What needs to be done: Find every line containing the word "title" in the records below; report only how many there are.

Records for this task:

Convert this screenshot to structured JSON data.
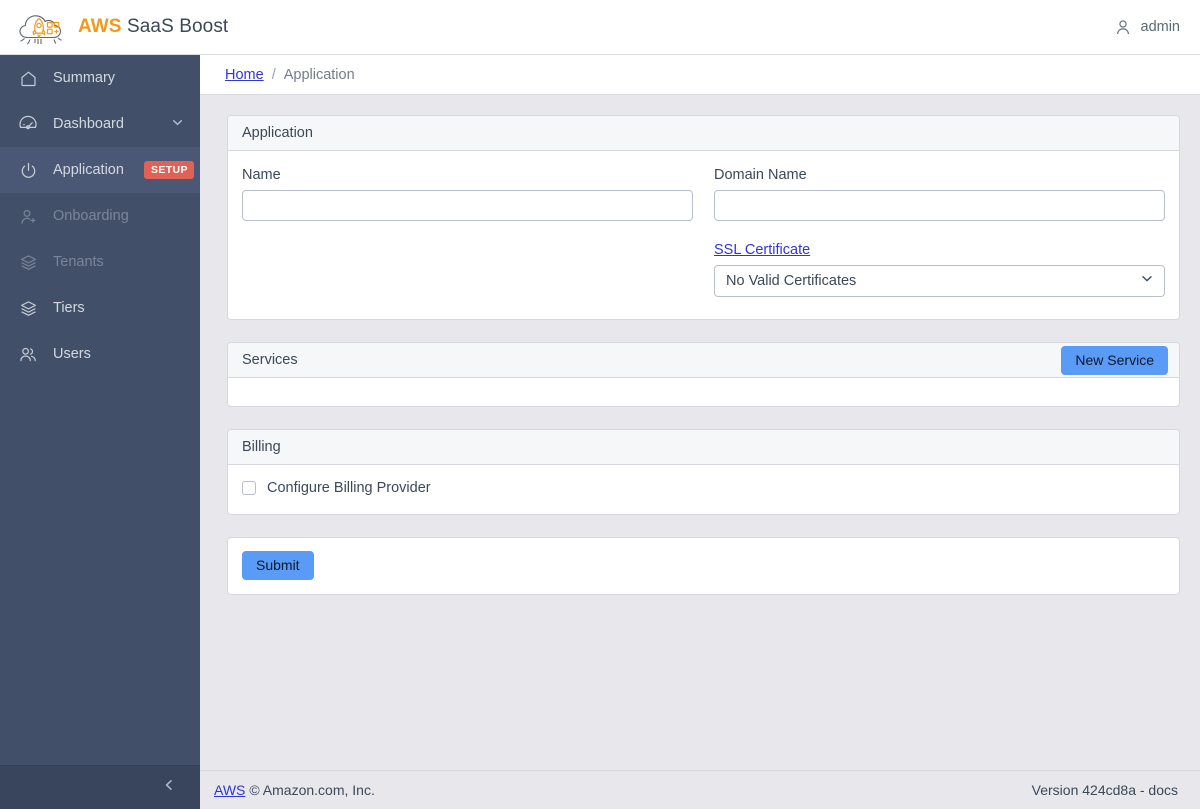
{
  "brand": {
    "logo_icon": "cloud-rocket-logo",
    "name_accent": "AWS",
    "name_rest": " SaaS Boost"
  },
  "header": {
    "user_icon": "user-icon",
    "username": "admin"
  },
  "sidebar": {
    "items": [
      {
        "label": "Summary",
        "icon": "home-icon",
        "state": "normal",
        "badge": null,
        "chevron": false
      },
      {
        "label": "Dashboard",
        "icon": "speedometer-icon",
        "state": "normal",
        "badge": null,
        "chevron": true
      },
      {
        "label": "Application",
        "icon": "power-icon",
        "state": "active",
        "badge": "SETUP",
        "chevron": false
      },
      {
        "label": "Onboarding",
        "icon": "user-plus-icon",
        "state": "disabled",
        "badge": null,
        "chevron": false
      },
      {
        "label": "Tenants",
        "icon": "layers-icon",
        "state": "disabled",
        "badge": null,
        "chevron": false
      },
      {
        "label": "Tiers",
        "icon": "layers-icon",
        "state": "normal",
        "badge": null,
        "chevron": false
      },
      {
        "label": "Users",
        "icon": "users-icon",
        "state": "normal",
        "badge": null,
        "chevron": false
      }
    ],
    "minimizer_icon": "chevron-left-icon"
  },
  "breadcrumb": {
    "home_label": "Home",
    "separator": "/",
    "current_label": "Application"
  },
  "application_card": {
    "title": "Application",
    "name_label": "Name",
    "name_value": "",
    "name_placeholder": "",
    "domain_label": "Domain Name",
    "domain_value": "",
    "domain_placeholder": "",
    "ssl_label": "SSL Certificate",
    "ssl_selected": "No Valid Certificates",
    "ssl_chevron_icon": "chevron-down-icon"
  },
  "services_card": {
    "title": "Services",
    "new_service_label": "New Service"
  },
  "billing_card": {
    "title": "Billing",
    "checkbox_label": "Configure Billing Provider",
    "checkbox_checked": false
  },
  "submit_card": {
    "submit_label": "Submit"
  },
  "footer": {
    "aws_link": "AWS",
    "copyright": "© Amazon.com, Inc.",
    "version": "Version 424cd8a - docs"
  },
  "colors": {
    "sidebar_bg": "#414f68",
    "sidebar_active_bg": "#4a5875",
    "accent_blue": "#5b9bf8",
    "link_blue": "#2f36d8",
    "badge_red": "#e06257",
    "brand_orange": "#f2991c",
    "page_bg": "#e8e8ec"
  }
}
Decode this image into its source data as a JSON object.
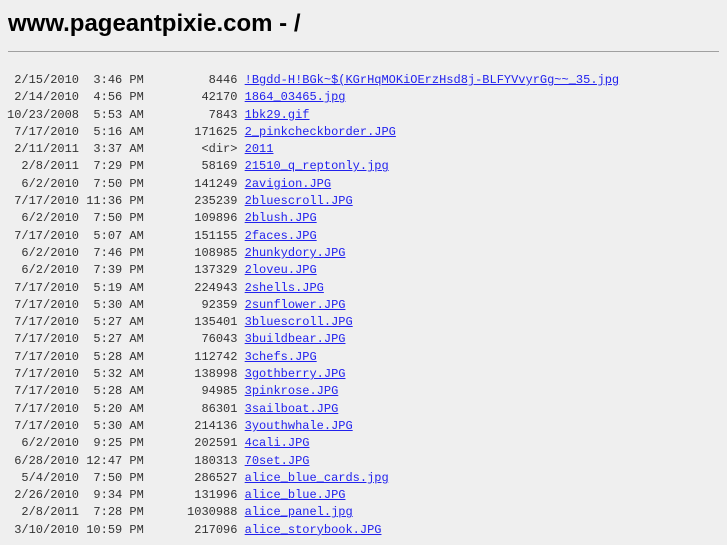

Response for this exercise: 3